- Record extracts -

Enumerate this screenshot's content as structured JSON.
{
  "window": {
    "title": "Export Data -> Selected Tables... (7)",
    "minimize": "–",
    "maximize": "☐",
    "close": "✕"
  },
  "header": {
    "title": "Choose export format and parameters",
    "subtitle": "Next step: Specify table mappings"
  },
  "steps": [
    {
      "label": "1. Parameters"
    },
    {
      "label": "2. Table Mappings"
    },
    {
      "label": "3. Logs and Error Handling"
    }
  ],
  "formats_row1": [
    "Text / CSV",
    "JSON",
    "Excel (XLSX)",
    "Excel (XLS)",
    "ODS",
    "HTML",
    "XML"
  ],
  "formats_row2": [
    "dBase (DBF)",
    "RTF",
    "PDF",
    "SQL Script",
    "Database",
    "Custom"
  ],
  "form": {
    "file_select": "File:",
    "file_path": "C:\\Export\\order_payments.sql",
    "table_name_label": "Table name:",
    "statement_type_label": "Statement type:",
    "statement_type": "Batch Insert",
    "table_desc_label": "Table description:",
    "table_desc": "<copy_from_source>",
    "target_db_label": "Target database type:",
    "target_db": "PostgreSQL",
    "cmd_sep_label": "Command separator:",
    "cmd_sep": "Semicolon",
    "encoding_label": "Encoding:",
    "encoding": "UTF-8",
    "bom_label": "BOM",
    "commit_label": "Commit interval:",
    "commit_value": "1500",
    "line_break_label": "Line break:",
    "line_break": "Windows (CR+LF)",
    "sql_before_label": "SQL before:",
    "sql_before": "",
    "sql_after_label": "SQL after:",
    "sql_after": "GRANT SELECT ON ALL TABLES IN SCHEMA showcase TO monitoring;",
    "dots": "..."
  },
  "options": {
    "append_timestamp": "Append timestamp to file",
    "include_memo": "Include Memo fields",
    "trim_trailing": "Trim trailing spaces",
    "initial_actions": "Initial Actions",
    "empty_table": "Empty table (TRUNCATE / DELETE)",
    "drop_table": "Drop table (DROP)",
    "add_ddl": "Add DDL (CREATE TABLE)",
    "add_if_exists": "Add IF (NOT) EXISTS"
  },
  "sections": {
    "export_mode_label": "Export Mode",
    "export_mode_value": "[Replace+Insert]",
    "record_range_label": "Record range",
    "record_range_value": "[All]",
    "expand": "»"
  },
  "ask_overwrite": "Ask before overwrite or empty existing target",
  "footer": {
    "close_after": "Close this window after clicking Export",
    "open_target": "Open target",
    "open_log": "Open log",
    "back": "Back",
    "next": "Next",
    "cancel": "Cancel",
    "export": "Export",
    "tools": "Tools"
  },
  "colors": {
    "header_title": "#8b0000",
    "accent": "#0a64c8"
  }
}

- Objective -
Extract each line from the listing above, please, and repeat it exactly.

- Exercise answer -
Enumerate this screenshot's content as structured JSON.
{
  "window": {
    "title": "Export Data -> Selected Tables... (7)",
    "minimize": "–",
    "maximize": "☐",
    "close": "✕"
  },
  "header": {
    "title": "Choose export format and parameters",
    "subtitle": "Next step: Specify table mappings"
  },
  "steps": [
    {
      "label": "1. Parameters"
    },
    {
      "label": "2. Table Mappings"
    },
    {
      "label": "3. Logs and Error Handling"
    }
  ],
  "formats_row1": [
    "Text / CSV",
    "JSON",
    "Excel (XLSX)",
    "Excel (XLS)",
    "ODS",
    "HTML",
    "XML"
  ],
  "formats_row2": [
    "dBase (DBF)",
    "RTF",
    "PDF",
    "SQL Script",
    "Database",
    "Custom"
  ],
  "form": {
    "file_select": "File:",
    "file_path": "C:\\Export\\order_payments.sql",
    "table_name_label": "Table name:",
    "statement_type_label": "Statement type:",
    "statement_type": "Batch Insert",
    "table_desc_label": "Table description:",
    "table_desc": "<copy_from_source>",
    "target_db_label": "Target database type:",
    "target_db": "PostgreSQL",
    "cmd_sep_label": "Command separator:",
    "cmd_sep": "Semicolon",
    "encoding_label": "Encoding:",
    "encoding": "UTF-8",
    "bom_label": "BOM",
    "commit_label": "Commit interval:",
    "commit_value": "1500",
    "line_break_label": "Line break:",
    "line_break": "Windows (CR+LF)",
    "sql_before_label": "SQL before:",
    "sql_before": "",
    "sql_after_label": "SQL after:",
    "sql_after": "GRANT SELECT ON ALL TABLES IN SCHEMA showcase TO monitoring;",
    "dots": "..."
  },
  "options": {
    "append_timestamp": "Append timestamp to file",
    "include_memo": "Include Memo fields",
    "trim_trailing": "Trim trailing spaces",
    "initial_actions": "Initial Actions",
    "empty_table": "Empty table (TRUNCATE / DELETE)",
    "drop_table": "Drop table (DROP)",
    "add_ddl": "Add DDL (CREATE TABLE)",
    "add_if_exists": "Add IF (NOT) EXISTS"
  },
  "sections": {
    "export_mode_label": "Export Mode",
    "export_mode_value": "[Replace+Insert]",
    "record_range_label": "Record range",
    "record_range_value": "[All]",
    "expand": "»"
  },
  "ask_overwrite": "Ask before overwrite or empty existing target",
  "footer": {
    "close_after": "Close this window after clicking Export",
    "open_target": "Open target",
    "open_log": "Open log",
    "back": "Back",
    "next": "Next",
    "cancel": "Cancel",
    "export": "Export",
    "tools": "Tools"
  },
  "colors": {
    "header_title": "#8b0000",
    "accent": "#0a64c8"
  }
}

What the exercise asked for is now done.